▶ Aim
All entries should be output exactly as they stand.

Saved data entries
* * * * * * * * *
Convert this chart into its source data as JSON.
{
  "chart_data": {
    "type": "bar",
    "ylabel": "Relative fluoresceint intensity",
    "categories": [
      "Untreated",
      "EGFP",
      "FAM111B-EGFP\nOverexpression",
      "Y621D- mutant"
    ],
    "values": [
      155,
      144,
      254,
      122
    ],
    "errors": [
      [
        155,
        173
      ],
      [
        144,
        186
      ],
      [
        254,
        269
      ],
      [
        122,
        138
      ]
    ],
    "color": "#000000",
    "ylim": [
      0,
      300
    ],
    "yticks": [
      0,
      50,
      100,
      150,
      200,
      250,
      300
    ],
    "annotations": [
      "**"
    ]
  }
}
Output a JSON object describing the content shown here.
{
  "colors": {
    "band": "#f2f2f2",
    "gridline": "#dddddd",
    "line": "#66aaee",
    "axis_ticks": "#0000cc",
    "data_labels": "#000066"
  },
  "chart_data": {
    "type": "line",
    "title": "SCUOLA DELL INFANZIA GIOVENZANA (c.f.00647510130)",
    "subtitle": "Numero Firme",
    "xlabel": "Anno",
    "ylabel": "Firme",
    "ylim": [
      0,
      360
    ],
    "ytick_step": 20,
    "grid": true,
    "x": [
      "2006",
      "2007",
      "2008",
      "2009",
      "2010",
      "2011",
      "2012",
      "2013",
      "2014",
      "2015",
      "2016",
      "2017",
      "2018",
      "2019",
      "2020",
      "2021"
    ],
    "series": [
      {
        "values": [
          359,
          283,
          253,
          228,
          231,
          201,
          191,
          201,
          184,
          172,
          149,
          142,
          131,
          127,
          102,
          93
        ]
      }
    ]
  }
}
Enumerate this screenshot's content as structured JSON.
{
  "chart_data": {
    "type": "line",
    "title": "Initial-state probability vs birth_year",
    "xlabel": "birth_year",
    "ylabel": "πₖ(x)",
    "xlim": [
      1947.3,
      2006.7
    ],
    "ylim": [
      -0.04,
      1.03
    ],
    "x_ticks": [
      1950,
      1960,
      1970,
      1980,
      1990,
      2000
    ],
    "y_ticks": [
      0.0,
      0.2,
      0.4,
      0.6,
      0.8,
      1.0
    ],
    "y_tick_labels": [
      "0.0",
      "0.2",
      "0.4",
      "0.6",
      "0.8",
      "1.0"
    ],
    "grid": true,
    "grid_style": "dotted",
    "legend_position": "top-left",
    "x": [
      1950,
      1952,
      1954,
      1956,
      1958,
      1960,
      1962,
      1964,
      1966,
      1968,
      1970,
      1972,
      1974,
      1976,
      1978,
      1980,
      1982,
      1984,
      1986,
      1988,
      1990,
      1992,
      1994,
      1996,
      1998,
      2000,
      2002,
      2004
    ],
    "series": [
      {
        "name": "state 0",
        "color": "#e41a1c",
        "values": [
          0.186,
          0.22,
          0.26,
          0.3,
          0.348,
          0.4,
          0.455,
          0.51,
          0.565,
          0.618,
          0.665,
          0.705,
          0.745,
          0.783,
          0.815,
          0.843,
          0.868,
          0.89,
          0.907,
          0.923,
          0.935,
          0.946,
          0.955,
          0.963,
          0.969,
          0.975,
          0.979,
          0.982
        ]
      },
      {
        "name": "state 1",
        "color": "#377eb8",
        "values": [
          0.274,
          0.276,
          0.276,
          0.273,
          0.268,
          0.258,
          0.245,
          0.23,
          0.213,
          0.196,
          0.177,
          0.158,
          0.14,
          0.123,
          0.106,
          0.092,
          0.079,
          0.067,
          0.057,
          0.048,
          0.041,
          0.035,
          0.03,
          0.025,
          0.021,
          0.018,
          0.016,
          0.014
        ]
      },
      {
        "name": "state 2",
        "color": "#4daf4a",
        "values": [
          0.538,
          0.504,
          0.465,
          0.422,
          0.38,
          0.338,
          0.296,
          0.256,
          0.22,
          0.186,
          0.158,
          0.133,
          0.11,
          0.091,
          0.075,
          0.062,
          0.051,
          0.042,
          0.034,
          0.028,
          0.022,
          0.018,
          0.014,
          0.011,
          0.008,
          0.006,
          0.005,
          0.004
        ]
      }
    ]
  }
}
* * * * * * * * *
▶ Task answer
Convert this chart into its source data as JSON.
{
  "chart_data": {
    "type": "bar",
    "ylabel": "Relative fluoresceint intensity",
    "categories": [
      "Untreated",
      "EGFP",
      "FAM111B-EGFP\nOverexpression",
      "Y621D- mutant"
    ],
    "values": [
      155,
      144,
      254,
      122
    ],
    "errors": [
      [
        155,
        173
      ],
      [
        144,
        186
      ],
      [
        254,
        269
      ],
      [
        122,
        138
      ]
    ],
    "color": "#000000",
    "ylim": [
      0,
      300
    ],
    "yticks": [
      0,
      50,
      100,
      150,
      200,
      250,
      300
    ],
    "annotations": [
      "**"
    ]
  }
}
Output a JSON object describing the content shown here.
{
  "colors": {
    "band": "#f2f2f2",
    "gridline": "#dddddd",
    "line": "#66aaee",
    "axis_ticks": "#0000cc",
    "data_labels": "#000066"
  },
  "chart_data": {
    "type": "line",
    "title": "SCUOLA DELL INFANZIA GIOVENZANA (c.f.00647510130)",
    "subtitle": "Numero Firme",
    "xlabel": "Anno",
    "ylabel": "Firme",
    "ylim": [
      0,
      360
    ],
    "ytick_step": 20,
    "grid": true,
    "x": [
      "2006",
      "2007",
      "2008",
      "2009",
      "2010",
      "2011",
      "2012",
      "2013",
      "2014",
      "2015",
      "2016",
      "2017",
      "2018",
      "2019",
      "2020",
      "2021"
    ],
    "series": [
      {
        "values": [
          359,
          283,
          253,
          228,
          231,
          201,
          191,
          201,
          184,
          172,
          149,
          142,
          131,
          127,
          102,
          93
        ]
      }
    ]
  }
}
Enumerate this screenshot's content as structured JSON.
{
  "chart_data": {
    "type": "line",
    "title": "Initial-state probability vs birth_year",
    "xlabel": "birth_year",
    "ylabel": "πₖ(x)",
    "xlim": [
      1947.3,
      2006.7
    ],
    "ylim": [
      -0.04,
      1.03
    ],
    "x_ticks": [
      1950,
      1960,
      1970,
      1980,
      1990,
      2000
    ],
    "y_ticks": [
      0.0,
      0.2,
      0.4,
      0.6,
      0.8,
      1.0
    ],
    "y_tick_labels": [
      "0.0",
      "0.2",
      "0.4",
      "0.6",
      "0.8",
      "1.0"
    ],
    "grid": true,
    "grid_style": "dotted",
    "legend_position": "top-left",
    "x": [
      1950,
      1952,
      1954,
      1956,
      1958,
      1960,
      1962,
      1964,
      1966,
      1968,
      1970,
      1972,
      1974,
      1976,
      1978,
      1980,
      1982,
      1984,
      1986,
      1988,
      1990,
      1992,
      1994,
      1996,
      1998,
      2000,
      2002,
      2004
    ],
    "series": [
      {
        "name": "state 0",
        "color": "#e41a1c",
        "values": [
          0.186,
          0.22,
          0.26,
          0.3,
          0.348,
          0.4,
          0.455,
          0.51,
          0.565,
          0.618,
          0.665,
          0.705,
          0.745,
          0.783,
          0.815,
          0.843,
          0.868,
          0.89,
          0.907,
          0.923,
          0.935,
          0.946,
          0.955,
          0.963,
          0.969,
          0.975,
          0.979,
          0.982
        ]
      },
      {
        "name": "state 1",
        "color": "#377eb8",
        "values": [
          0.274,
          0.276,
          0.276,
          0.273,
          0.268,
          0.258,
          0.245,
          0.23,
          0.213,
          0.196,
          0.177,
          0.158,
          0.14,
          0.123,
          0.106,
          0.092,
          0.079,
          0.067,
          0.057,
          0.048,
          0.041,
          0.035,
          0.03,
          0.025,
          0.021,
          0.018,
          0.016,
          0.014
        ]
      },
      {
        "name": "state 2",
        "color": "#4daf4a",
        "values": [
          0.538,
          0.504,
          0.465,
          0.422,
          0.38,
          0.338,
          0.296,
          0.256,
          0.22,
          0.186,
          0.158,
          0.133,
          0.11,
          0.091,
          0.075,
          0.062,
          0.051,
          0.042,
          0.034,
          0.028,
          0.022,
          0.018,
          0.014,
          0.011,
          0.008,
          0.006,
          0.005,
          0.004
        ]
      }
    ]
  }
}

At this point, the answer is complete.